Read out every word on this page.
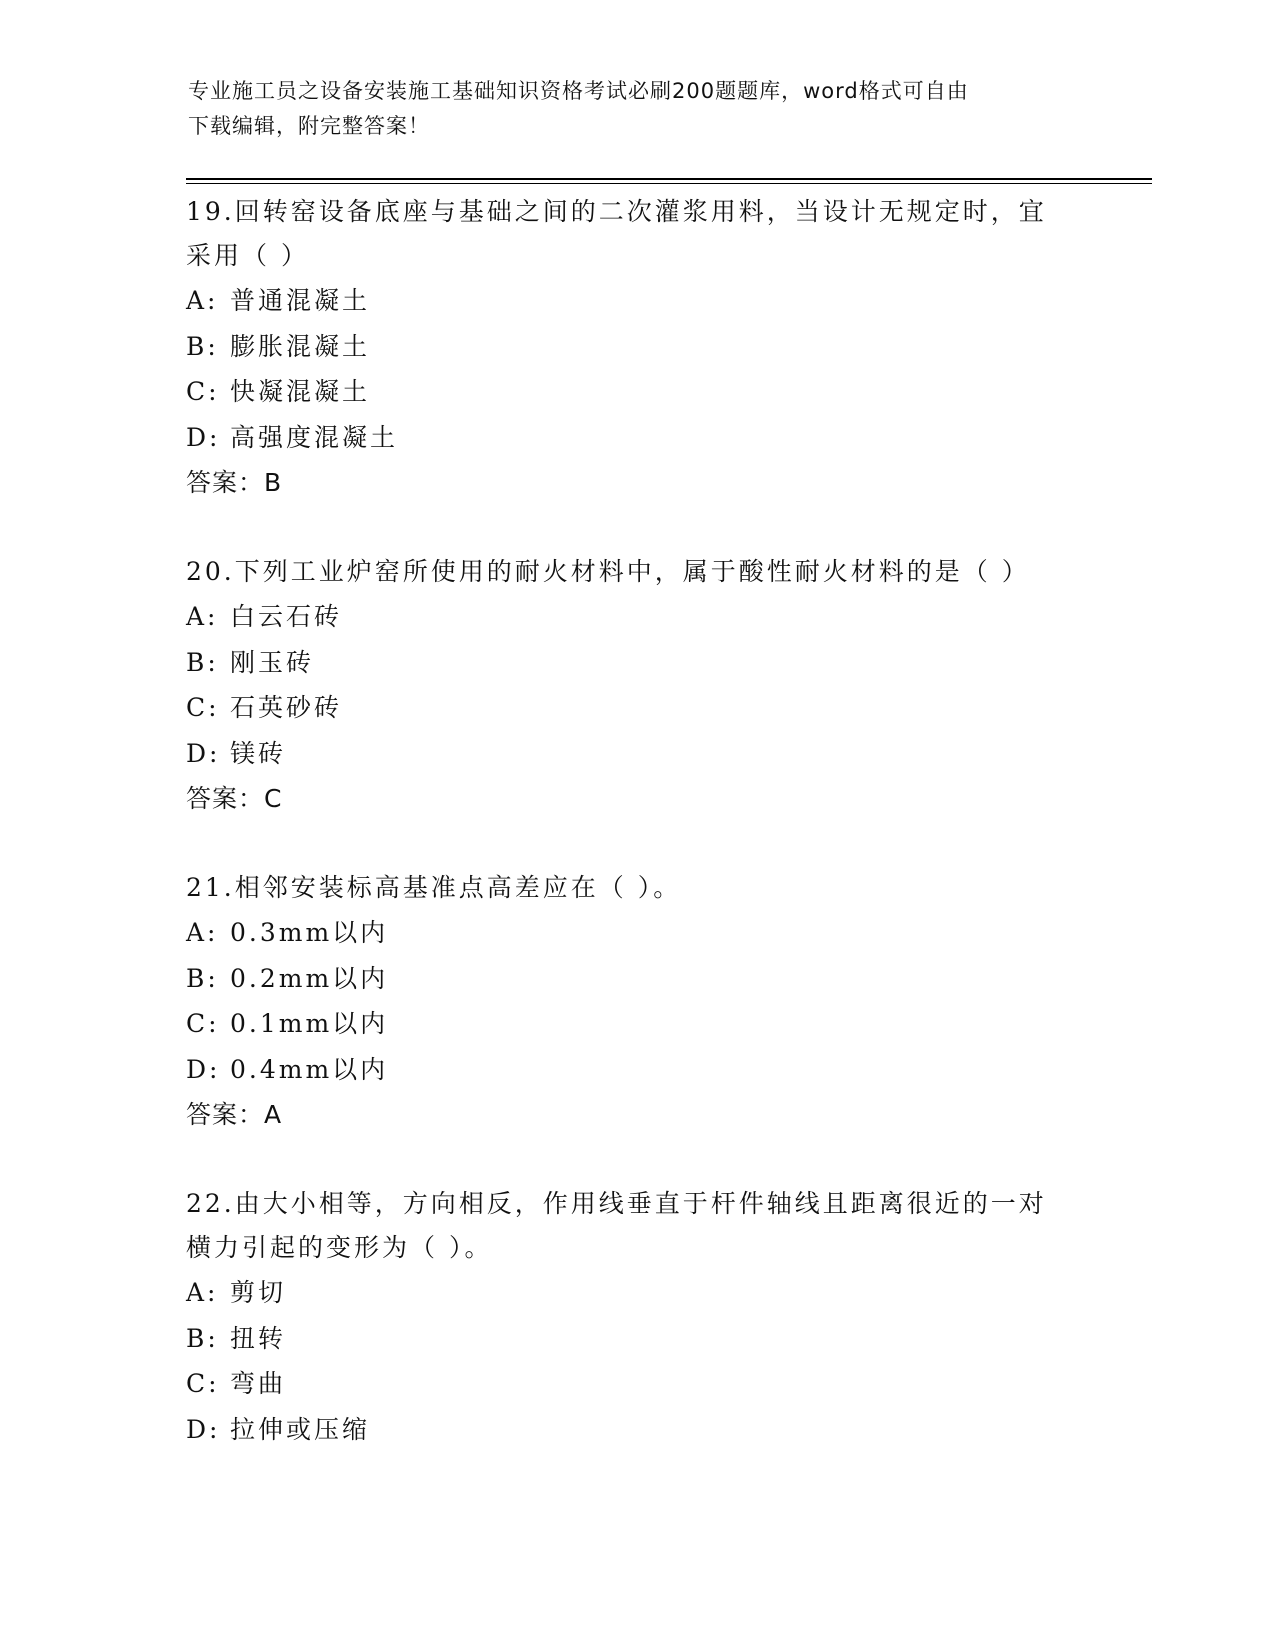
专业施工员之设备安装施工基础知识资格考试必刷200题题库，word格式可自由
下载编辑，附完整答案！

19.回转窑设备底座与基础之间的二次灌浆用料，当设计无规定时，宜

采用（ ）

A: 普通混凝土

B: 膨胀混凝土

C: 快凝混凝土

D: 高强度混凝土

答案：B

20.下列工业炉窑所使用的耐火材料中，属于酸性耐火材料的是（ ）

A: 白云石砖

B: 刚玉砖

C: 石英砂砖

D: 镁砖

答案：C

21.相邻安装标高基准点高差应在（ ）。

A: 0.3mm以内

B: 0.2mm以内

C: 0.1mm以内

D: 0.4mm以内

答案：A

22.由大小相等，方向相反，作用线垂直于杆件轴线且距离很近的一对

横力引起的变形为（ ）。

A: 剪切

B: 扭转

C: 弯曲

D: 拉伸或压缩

------------------------------------------------

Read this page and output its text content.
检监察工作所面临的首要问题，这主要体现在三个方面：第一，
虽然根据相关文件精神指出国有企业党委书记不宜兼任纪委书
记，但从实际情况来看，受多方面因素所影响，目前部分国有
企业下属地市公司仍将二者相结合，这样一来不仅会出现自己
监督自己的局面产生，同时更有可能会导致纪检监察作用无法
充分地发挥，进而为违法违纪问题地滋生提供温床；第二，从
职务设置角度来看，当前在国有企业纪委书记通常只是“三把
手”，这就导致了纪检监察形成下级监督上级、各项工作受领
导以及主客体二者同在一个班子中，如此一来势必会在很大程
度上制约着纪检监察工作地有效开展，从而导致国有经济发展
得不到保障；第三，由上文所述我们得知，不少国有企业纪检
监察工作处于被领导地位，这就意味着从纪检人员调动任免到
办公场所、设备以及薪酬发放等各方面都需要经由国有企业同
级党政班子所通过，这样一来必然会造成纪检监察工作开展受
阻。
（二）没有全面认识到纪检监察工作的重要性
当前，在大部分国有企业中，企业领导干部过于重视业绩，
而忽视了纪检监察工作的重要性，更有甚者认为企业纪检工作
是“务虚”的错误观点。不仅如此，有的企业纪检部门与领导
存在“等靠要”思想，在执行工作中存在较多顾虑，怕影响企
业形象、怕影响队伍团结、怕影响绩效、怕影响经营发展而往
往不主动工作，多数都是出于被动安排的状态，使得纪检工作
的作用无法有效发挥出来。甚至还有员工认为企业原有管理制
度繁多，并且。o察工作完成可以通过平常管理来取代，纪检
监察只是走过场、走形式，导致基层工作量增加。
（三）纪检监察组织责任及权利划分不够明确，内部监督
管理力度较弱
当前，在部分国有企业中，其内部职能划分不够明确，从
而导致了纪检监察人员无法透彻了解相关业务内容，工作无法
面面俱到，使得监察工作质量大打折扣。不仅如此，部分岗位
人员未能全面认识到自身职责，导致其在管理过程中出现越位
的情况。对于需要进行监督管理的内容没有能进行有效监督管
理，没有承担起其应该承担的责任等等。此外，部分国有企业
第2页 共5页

------------------------------------------------

- [AIM OF THE EXERCISE]
Scan the material line by line and report each one that contains "page".

- [RESPONSE]
Read out every word on this page.
Read this page and output its text content.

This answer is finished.